### SHORT PROBLEM
From the listing that follows, extract every line and set it down unaltered.

(Items from a dataset)
____
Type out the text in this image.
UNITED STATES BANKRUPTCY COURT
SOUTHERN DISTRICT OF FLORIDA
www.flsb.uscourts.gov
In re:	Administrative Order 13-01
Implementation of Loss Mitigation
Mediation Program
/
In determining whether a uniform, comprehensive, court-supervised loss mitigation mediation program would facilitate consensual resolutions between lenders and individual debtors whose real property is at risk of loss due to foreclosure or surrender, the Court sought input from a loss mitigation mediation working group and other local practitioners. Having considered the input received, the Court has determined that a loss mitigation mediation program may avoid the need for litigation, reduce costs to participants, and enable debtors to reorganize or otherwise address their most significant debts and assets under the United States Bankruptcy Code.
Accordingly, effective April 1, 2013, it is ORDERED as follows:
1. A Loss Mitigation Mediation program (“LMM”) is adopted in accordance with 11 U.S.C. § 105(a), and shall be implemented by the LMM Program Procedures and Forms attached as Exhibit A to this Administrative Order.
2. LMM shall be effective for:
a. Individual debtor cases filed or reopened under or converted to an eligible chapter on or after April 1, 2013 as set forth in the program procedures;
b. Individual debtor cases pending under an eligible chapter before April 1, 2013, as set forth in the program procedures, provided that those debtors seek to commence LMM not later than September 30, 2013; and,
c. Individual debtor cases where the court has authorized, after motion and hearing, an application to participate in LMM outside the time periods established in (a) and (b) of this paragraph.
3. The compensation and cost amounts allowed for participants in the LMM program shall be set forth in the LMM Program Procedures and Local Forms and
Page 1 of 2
____
### RESPONSE TO THIS TASK
Type out the text in this image.
UNITED STATES BANKRUPTCY COURT
SOUTHERN DISTRICT OF FLORIDA
www.flsb.uscourts.gov
In re:	Administrative Order 13-01
Implementation of Loss Mitigation
Mediation Program
/
In determining whether a uniform, comprehensive, court-supervised loss mitigation mediation program would facilitate consensual resolutions between lenders and individual debtors whose real property is at risk of loss due to foreclosure or surrender, the Court sought input from a loss mitigation mediation working group and other local practitioners. Having considered the input received, the Court has determined that a loss mitigation mediation program may avoid the need for litigation, reduce costs to participants, and enable debtors to reorganize or otherwise address their most significant debts and assets under the United States Bankruptcy Code.
Accordingly, effective April 1, 2013, it is ORDERED as follows:
1. A Loss Mitigation Mediation program (“LMM”) is adopted in accordance with 11 U.S.C. § 105(a), and shall be implemented by the LMM Program Procedures and Forms attached as Exhibit A to this Administrative Order.
2. LMM shall be effective for:
a. Individual debtor cases filed or reopened under or converted to an eligible chapter on or after April 1, 2013 as set forth in the program procedures;
b. Individual debtor cases pending under an eligible chapter before April 1, 2013, as set forth in the program procedures, provided that those debtors seek to commence LMM not later than September 30, 2013; and,
c. Individual debtor cases where the court has authorized, after motion and hearing, an application to participate in LMM outside the time periods established in (a) and (b) of this paragraph.
3. The compensation and cost amounts allowed for participants in the LMM program shall be set forth in the LMM Program Procedures and Local Forms and
Page 1 of 2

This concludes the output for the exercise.